(Beginning of SUPPLIED RECORDS)
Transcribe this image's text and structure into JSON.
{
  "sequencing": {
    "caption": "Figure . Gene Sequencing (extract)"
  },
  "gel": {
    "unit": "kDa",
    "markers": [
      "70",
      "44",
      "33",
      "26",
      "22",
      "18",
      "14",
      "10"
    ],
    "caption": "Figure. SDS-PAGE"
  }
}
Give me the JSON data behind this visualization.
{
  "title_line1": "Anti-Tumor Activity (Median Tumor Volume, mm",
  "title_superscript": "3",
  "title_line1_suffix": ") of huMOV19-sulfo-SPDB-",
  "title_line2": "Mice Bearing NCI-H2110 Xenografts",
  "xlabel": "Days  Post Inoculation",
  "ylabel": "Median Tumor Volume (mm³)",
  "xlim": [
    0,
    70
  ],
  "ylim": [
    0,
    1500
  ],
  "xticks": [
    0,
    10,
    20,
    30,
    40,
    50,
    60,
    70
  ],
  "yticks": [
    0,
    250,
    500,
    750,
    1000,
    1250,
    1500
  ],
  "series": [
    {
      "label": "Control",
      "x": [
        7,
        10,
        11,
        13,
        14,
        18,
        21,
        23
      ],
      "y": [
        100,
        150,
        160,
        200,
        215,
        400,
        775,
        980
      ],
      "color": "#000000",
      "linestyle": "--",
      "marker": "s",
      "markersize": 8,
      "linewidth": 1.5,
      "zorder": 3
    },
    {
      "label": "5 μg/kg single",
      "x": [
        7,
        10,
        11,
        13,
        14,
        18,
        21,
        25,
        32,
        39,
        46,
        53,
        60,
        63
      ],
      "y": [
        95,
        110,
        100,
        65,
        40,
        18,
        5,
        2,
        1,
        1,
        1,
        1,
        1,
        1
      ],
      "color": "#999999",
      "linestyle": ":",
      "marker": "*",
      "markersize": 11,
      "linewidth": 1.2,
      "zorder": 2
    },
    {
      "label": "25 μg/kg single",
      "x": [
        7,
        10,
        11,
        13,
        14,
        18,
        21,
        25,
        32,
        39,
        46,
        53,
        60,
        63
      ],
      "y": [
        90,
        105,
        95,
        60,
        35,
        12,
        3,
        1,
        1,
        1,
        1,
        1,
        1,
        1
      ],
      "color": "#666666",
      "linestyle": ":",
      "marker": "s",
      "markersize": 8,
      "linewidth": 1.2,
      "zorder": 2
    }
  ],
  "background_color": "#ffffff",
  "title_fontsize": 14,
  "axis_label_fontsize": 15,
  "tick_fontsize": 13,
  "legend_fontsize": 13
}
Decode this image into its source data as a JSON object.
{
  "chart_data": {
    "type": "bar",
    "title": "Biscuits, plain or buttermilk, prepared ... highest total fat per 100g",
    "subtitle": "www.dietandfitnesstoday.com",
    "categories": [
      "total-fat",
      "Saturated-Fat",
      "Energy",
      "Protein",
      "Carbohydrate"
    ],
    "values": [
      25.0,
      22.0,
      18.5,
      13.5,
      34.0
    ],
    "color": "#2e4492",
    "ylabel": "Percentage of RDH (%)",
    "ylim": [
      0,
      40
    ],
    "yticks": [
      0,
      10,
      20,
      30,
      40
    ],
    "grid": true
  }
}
(End of SUPPLIED RECORDS)
*WHAT TO PRODUCE*:
Produce an exact transcription of the lines from the one containing "Decode this image" through the end of the records, both included, and no other lines.

*SOLUTION FOR THIS TASK*:
Decode this image into its source data as a JSON object.
{
  "chart_data": {
    "type": "bar",
    "title": "Biscuits, plain or buttermilk, prepared ... highest total fat per 100g",
    "subtitle": "www.dietandfitnesstoday.com",
    "categories": [
      "total-fat",
      "Saturated-Fat",
      "Energy",
      "Protein",
      "Carbohydrate"
    ],
    "values": [
      25.0,
      22.0,
      18.5,
      13.5,
      34.0
    ],
    "color": "#2e4492",
    "ylabel": "Percentage of RDH (%)",
    "ylim": [
      0,
      40
    ],
    "yticks": [
      0,
      10,
      20,
      30,
      40
    ],
    "grid": true
  }
}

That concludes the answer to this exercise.